- Work required -
Go through the records and show each line where the word "Valeur" occurs.

- Task data -

-- begin --

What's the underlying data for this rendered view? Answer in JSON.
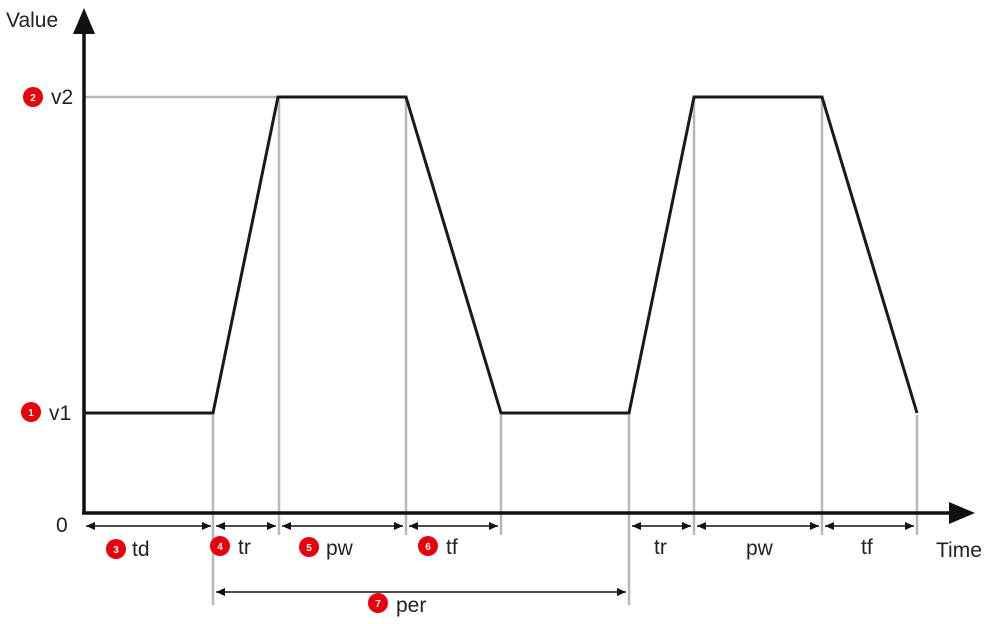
{
  "axes": {
    "y_title": "Value",
    "x_title": "Time",
    "origin": "0",
    "v1": "v1",
    "v2": "v2"
  },
  "intervals": {
    "td": "td",
    "tr": "tr",
    "pw": "pw",
    "tf": "tf",
    "per": "per"
  },
  "badges": [
    "1",
    "2",
    "3",
    "4",
    "5",
    "6",
    "7"
  ],
  "colors": {
    "waveform": "#1a1a1a",
    "guides": "#b8b8b8",
    "badge": "#e8000d",
    "axis": "#111111"
  }
}
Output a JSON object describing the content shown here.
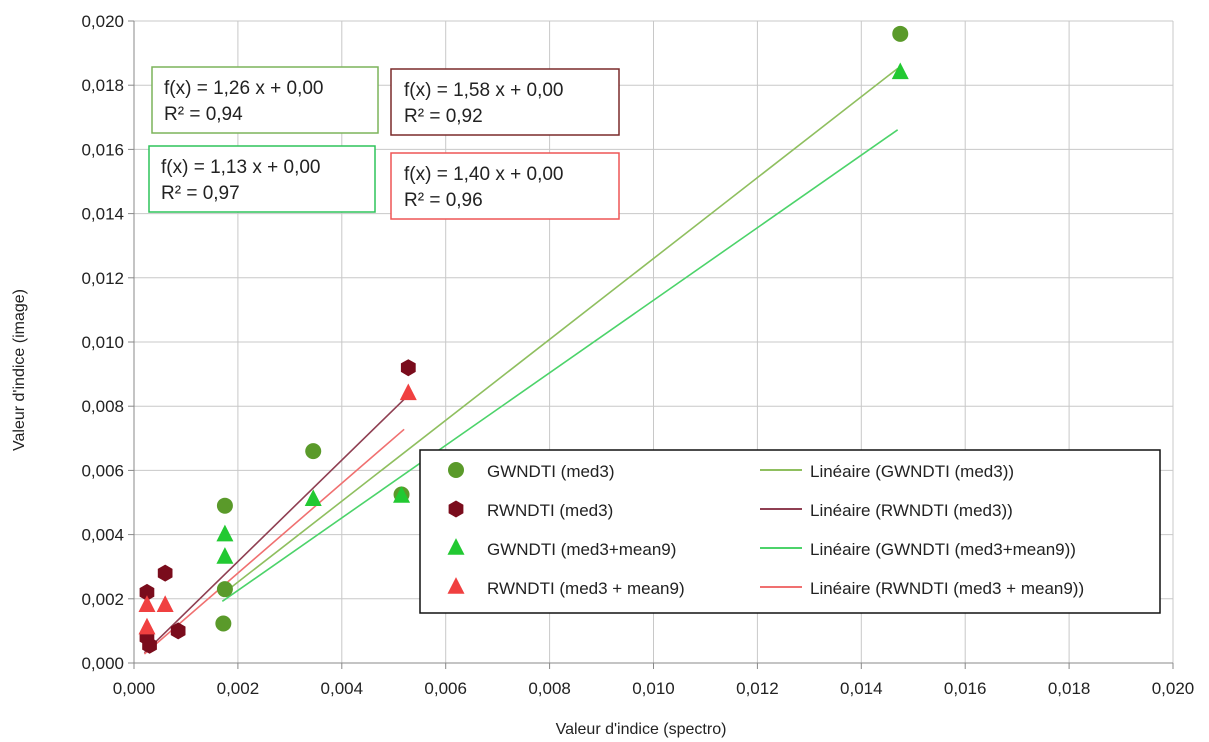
{
  "chart_data": {
    "type": "scatter",
    "xlabel": "Valeur d'indice (spectro)",
    "ylabel": "Valeur d'indice (image)",
    "xlim": [
      0,
      0.02
    ],
    "ylim": [
      0,
      0.02
    ],
    "x_ticks": [
      "0,000",
      "0,002",
      "0,004",
      "0,006",
      "0,008",
      "0,010",
      "0,012",
      "0,014",
      "0,016",
      "0,018",
      "0,020"
    ],
    "y_ticks": [
      "0,000",
      "0,002",
      "0,004",
      "0,006",
      "0,008",
      "0,010",
      "0,012",
      "0,014",
      "0,016",
      "0,018",
      "0,020"
    ],
    "grid": "horizontal and vertical",
    "legend_position": "bottom-right",
    "series": [
      {
        "name": "GWNDTI (med3)",
        "marker": "circle",
        "color": "#5a9a2a",
        "points": [
          [
            0.00175,
            0.0049
          ],
          [
            0.00175,
            0.0023
          ],
          [
            0.00172,
            0.00123
          ],
          [
            0.00345,
            0.0066
          ],
          [
            0.00515,
            0.00525
          ],
          [
            0.01475,
            0.0196
          ]
        ],
        "trend_name": "Linéaire (GWNDTI (med3))",
        "trend_color": "#8fbf5f",
        "trend_x": [
          0.0017,
          0.0147
        ],
        "equation": "f(x) = 1,26 x + 0,00",
        "r2": "R² = 0,94"
      },
      {
        "name": "RWNDTI (med3)",
        "marker": "hexagon",
        "color": "#7a0c1c",
        "points": [
          [
            0.00025,
            0.0022
          ],
          [
            0.00025,
            0.0008
          ],
          [
            0.0003,
            0.00055
          ],
          [
            0.0006,
            0.0028
          ],
          [
            0.00085,
            0.001
          ],
          [
            0.00528,
            0.0092
          ]
        ],
        "trend_name": "Linéaire (RWNDTI (med3))",
        "trend_color": "#8f3f52",
        "trend_x": [
          0.0002,
          0.0052
        ],
        "equation": "f(x) = 1,58 x + 0,00",
        "r2": "R² = 0,92"
      },
      {
        "name": "GWNDTI (med3+mean9)",
        "marker": "triangle",
        "color": "#22c932",
        "points": [
          [
            0.00175,
            0.004
          ],
          [
            0.00175,
            0.0033
          ],
          [
            0.00345,
            0.0051
          ],
          [
            0.00515,
            0.0052
          ],
          [
            0.01475,
            0.0184
          ]
        ],
        "trend_name": "Linéaire (GWNDTI (med3+mean9))",
        "trend_color": "#4cd36a",
        "trend_x": [
          0.0017,
          0.0147
        ],
        "equation": "f(x) = 1,13 x + 0,00",
        "r2": "R² = 0,97"
      },
      {
        "name": "RWNDTI (med3 + mean9)",
        "marker": "triangle",
        "color": "#f04040",
        "points": [
          [
            0.00025,
            0.0018
          ],
          [
            0.00025,
            0.0011
          ],
          [
            0.0006,
            0.0018
          ],
          [
            0.00528,
            0.0084
          ]
        ],
        "trend_name": "Linéaire (RWNDTI (med3 + mean9))",
        "trend_color": "#f07070",
        "trend_x": [
          0.0002,
          0.0052
        ],
        "equation": "f(x) = 1,40 x + 0,00",
        "r2": "R² = 0,96"
      }
    ]
  }
}
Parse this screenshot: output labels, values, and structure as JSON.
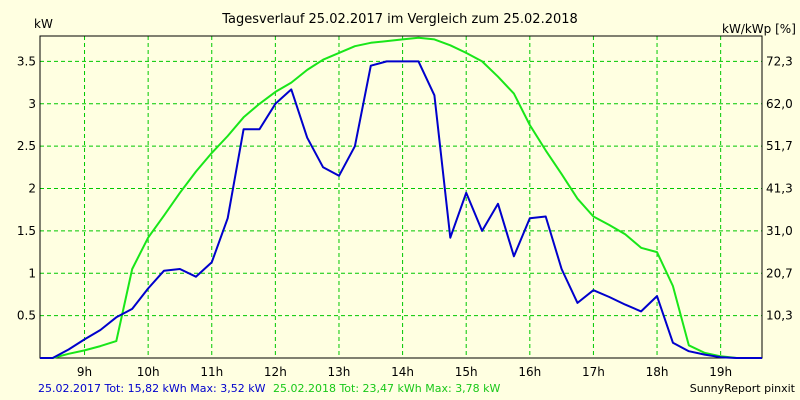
{
  "chart_data": {
    "type": "line",
    "title": "Tagesverlauf 25.02.2017 im Vergleich zum 25.02.2018",
    "ylabel_left": "kW",
    "ylabel_right": "kW/kWp [%]",
    "xlim": [
      8.3,
      19.65
    ],
    "ylim": [
      0,
      3.8
    ],
    "x_ticks": [
      9,
      10,
      11,
      12,
      13,
      14,
      15,
      16,
      17,
      18,
      19
    ],
    "x_tick_labels": [
      "9h",
      "10h",
      "11h",
      "12h",
      "13h",
      "14h",
      "15h",
      "16h",
      "17h",
      "18h",
      "19h"
    ],
    "y_ticks": [
      0.5,
      1,
      1.5,
      2,
      2.5,
      3,
      3.5
    ],
    "y_tick_labels": [
      "0.5",
      "1",
      "1.5",
      "2",
      "2.5",
      "3",
      "3.5"
    ],
    "y2_tick_labels": [
      "10,3",
      "20,7",
      "31,0",
      "41,3",
      "51,7",
      "62,0",
      "72,3"
    ],
    "grid": true,
    "colors": {
      "background": "#ffffe1",
      "plot_bg": "#ffffe1",
      "grid": "#00c800",
      "series_2017": "#0000cc",
      "series_2018": "#19e619",
      "axis": "#000000"
    },
    "series": [
      {
        "name": "25.02.2017",
        "color": "#0000cc",
        "points": [
          [
            8.3,
            0.0
          ],
          [
            8.5,
            0.0
          ],
          [
            8.75,
            0.1
          ],
          [
            9.0,
            0.22
          ],
          [
            9.25,
            0.33
          ],
          [
            9.5,
            0.48
          ],
          [
            9.75,
            0.58
          ],
          [
            10.0,
            0.82
          ],
          [
            10.25,
            1.03
          ],
          [
            10.5,
            1.05
          ],
          [
            10.75,
            0.96
          ],
          [
            11.0,
            1.13
          ],
          [
            11.25,
            1.65
          ],
          [
            11.5,
            2.7
          ],
          [
            11.75,
            2.7
          ],
          [
            12.0,
            3.0
          ],
          [
            12.25,
            3.17
          ],
          [
            12.5,
            2.6
          ],
          [
            12.75,
            2.25
          ],
          [
            13.0,
            2.15
          ],
          [
            13.25,
            2.5
          ],
          [
            13.5,
            3.45
          ],
          [
            13.75,
            3.5
          ],
          [
            14.0,
            3.5
          ],
          [
            14.25,
            3.5
          ],
          [
            14.5,
            3.1
          ],
          [
            14.75,
            1.42
          ],
          [
            15.0,
            1.95
          ],
          [
            15.25,
            1.5
          ],
          [
            15.5,
            1.82
          ],
          [
            15.75,
            1.2
          ],
          [
            16.0,
            1.65
          ],
          [
            16.25,
            1.67
          ],
          [
            16.5,
            1.05
          ],
          [
            16.75,
            0.65
          ],
          [
            17.0,
            0.8
          ],
          [
            17.25,
            0.72
          ],
          [
            17.5,
            0.63
          ],
          [
            17.75,
            0.55
          ],
          [
            18.0,
            0.73
          ],
          [
            18.25,
            0.18
          ],
          [
            18.5,
            0.08
          ],
          [
            18.75,
            0.04
          ],
          [
            19.0,
            0.01
          ],
          [
            19.25,
            0.0
          ],
          [
            19.65,
            0.0
          ]
        ]
      },
      {
        "name": "25.02.2018",
        "color": "#19e619",
        "points": [
          [
            8.3,
            0.0
          ],
          [
            8.5,
            0.0
          ],
          [
            8.75,
            0.05
          ],
          [
            9.0,
            0.09
          ],
          [
            9.25,
            0.14
          ],
          [
            9.5,
            0.2
          ],
          [
            9.75,
            1.05
          ],
          [
            10.0,
            1.42
          ],
          [
            10.25,
            1.68
          ],
          [
            10.5,
            1.95
          ],
          [
            10.75,
            2.2
          ],
          [
            11.0,
            2.42
          ],
          [
            11.25,
            2.62
          ],
          [
            11.5,
            2.84
          ],
          [
            11.75,
            3.0
          ],
          [
            12.0,
            3.14
          ],
          [
            12.25,
            3.25
          ],
          [
            12.5,
            3.4
          ],
          [
            12.75,
            3.52
          ],
          [
            13.0,
            3.6
          ],
          [
            13.25,
            3.68
          ],
          [
            13.5,
            3.72
          ],
          [
            13.75,
            3.74
          ],
          [
            14.0,
            3.76
          ],
          [
            14.25,
            3.78
          ],
          [
            14.5,
            3.76
          ],
          [
            14.75,
            3.69
          ],
          [
            15.0,
            3.6
          ],
          [
            15.25,
            3.5
          ],
          [
            15.5,
            3.32
          ],
          [
            15.75,
            3.12
          ],
          [
            16.0,
            2.75
          ],
          [
            16.25,
            2.45
          ],
          [
            16.5,
            2.17
          ],
          [
            16.75,
            1.88
          ],
          [
            17.0,
            1.67
          ],
          [
            17.25,
            1.57
          ],
          [
            17.5,
            1.46
          ],
          [
            17.75,
            1.3
          ],
          [
            18.0,
            1.25
          ],
          [
            18.25,
            0.85
          ],
          [
            18.5,
            0.15
          ],
          [
            18.75,
            0.06
          ],
          [
            19.0,
            0.02
          ],
          [
            19.25,
            0.0
          ],
          [
            19.65,
            0.0
          ]
        ]
      }
    ]
  },
  "footer": {
    "left_2017": "25.02.2017 Tot: 15,82 kWh Max: 3,52 kW",
    "left_2018": "25.02.2018 Tot: 23,47 kWh Max: 3,78 kW",
    "right": "SunnyReport pinxit"
  }
}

-- end --

- Full output -
    "xlabel": "Valeur d'indice (spectro)",
    "ylabel": "Valeur d'indice (image)",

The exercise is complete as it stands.